[BEGIN Stored data]

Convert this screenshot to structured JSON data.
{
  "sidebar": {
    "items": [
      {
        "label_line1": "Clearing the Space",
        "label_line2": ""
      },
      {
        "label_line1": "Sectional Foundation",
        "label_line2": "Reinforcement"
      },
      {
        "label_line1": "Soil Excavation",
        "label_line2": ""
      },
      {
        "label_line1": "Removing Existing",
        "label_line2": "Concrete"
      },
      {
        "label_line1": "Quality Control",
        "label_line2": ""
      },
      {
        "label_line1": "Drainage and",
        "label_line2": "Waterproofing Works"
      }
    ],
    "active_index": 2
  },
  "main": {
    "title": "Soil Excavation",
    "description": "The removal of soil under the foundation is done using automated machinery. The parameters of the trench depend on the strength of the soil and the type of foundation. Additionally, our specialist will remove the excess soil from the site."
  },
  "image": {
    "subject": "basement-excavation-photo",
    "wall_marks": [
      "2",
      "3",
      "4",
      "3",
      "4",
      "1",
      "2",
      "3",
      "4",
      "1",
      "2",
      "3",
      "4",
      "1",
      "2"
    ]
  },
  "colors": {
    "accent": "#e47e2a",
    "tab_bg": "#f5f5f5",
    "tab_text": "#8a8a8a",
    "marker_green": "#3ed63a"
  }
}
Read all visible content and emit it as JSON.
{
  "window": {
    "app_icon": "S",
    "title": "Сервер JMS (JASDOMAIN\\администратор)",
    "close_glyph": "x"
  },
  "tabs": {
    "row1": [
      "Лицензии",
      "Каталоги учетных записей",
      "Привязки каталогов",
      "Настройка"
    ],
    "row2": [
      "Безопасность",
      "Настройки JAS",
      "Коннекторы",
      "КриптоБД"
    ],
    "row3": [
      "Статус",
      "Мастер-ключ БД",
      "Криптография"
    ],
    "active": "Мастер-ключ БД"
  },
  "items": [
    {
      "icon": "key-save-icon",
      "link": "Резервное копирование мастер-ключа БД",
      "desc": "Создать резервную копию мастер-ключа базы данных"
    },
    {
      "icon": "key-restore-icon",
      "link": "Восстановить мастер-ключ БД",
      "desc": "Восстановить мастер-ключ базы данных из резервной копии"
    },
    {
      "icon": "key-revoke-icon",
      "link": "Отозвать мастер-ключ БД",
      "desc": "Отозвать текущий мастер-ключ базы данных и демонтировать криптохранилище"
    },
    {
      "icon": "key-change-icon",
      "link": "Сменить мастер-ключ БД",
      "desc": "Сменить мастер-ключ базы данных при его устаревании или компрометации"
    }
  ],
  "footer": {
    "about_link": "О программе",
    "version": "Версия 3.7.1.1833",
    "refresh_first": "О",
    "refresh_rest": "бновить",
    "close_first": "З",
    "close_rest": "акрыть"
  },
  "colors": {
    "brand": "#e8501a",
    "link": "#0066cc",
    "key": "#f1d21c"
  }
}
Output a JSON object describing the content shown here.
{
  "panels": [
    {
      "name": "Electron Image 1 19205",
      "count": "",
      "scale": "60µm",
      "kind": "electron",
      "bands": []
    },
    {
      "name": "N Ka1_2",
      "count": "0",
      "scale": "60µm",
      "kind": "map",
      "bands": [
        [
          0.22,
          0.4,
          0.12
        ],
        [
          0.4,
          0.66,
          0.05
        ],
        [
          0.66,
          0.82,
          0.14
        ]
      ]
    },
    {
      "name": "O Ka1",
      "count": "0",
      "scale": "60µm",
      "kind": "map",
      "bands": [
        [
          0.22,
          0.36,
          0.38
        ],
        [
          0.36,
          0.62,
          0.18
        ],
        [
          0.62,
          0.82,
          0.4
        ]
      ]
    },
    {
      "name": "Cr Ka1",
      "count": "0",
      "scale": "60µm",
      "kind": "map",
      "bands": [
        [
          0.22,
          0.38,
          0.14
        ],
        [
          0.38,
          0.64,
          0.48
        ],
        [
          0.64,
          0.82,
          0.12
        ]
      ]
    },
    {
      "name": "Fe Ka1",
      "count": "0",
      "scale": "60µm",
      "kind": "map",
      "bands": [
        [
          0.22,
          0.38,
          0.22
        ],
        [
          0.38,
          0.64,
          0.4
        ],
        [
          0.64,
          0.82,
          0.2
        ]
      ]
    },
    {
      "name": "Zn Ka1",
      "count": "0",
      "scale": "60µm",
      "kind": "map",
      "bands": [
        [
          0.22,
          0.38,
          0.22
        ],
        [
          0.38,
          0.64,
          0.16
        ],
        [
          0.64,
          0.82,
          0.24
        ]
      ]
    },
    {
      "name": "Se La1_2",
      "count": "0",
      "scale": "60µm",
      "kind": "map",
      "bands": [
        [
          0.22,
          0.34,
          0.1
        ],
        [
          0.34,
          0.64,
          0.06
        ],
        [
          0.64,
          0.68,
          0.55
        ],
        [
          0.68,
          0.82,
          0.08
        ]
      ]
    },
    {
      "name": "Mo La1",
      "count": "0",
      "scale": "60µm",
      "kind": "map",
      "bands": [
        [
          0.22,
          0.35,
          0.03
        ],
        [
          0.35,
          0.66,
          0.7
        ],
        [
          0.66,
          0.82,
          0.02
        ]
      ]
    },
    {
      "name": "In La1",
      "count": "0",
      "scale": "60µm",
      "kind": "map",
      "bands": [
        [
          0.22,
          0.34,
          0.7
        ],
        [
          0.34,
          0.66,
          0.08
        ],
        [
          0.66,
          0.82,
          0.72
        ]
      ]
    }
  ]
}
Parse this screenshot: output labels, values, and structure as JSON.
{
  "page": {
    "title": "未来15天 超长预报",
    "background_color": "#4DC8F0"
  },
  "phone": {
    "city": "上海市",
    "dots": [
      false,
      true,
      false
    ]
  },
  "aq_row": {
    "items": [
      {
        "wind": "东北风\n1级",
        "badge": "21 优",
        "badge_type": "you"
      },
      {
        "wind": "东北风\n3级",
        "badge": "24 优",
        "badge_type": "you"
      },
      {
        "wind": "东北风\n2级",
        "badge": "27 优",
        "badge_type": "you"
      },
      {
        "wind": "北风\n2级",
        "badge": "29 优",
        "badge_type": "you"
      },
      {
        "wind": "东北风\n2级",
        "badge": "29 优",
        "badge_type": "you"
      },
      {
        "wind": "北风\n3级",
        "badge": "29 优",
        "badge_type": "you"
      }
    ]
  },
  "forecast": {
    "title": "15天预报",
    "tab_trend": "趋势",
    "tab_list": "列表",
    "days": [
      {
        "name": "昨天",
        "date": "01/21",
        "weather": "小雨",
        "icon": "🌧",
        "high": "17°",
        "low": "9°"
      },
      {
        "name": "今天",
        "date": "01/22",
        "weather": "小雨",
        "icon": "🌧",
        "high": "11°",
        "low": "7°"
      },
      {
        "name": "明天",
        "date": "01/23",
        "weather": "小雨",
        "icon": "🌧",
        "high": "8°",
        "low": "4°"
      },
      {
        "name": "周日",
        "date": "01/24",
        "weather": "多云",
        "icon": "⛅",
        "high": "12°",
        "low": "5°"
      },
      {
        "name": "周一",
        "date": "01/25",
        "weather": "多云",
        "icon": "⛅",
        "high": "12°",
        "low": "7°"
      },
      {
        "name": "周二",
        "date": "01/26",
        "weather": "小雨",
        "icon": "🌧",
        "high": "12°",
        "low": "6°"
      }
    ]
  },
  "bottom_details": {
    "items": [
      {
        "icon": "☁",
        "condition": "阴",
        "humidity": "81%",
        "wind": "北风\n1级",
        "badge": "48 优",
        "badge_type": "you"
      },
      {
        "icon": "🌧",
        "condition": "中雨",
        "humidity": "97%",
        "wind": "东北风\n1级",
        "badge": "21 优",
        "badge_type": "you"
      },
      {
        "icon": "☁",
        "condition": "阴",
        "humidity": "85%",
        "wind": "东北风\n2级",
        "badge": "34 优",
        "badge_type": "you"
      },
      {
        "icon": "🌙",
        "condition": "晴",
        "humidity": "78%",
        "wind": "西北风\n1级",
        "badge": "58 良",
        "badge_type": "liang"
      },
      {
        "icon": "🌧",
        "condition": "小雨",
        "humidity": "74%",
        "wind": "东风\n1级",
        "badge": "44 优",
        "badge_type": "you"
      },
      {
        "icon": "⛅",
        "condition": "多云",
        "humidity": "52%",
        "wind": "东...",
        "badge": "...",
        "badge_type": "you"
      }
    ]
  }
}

[END Stored data]

Aim
Report how many lines of the entries hold the word "Сменить". Nothing else is needed.

Result of this task
2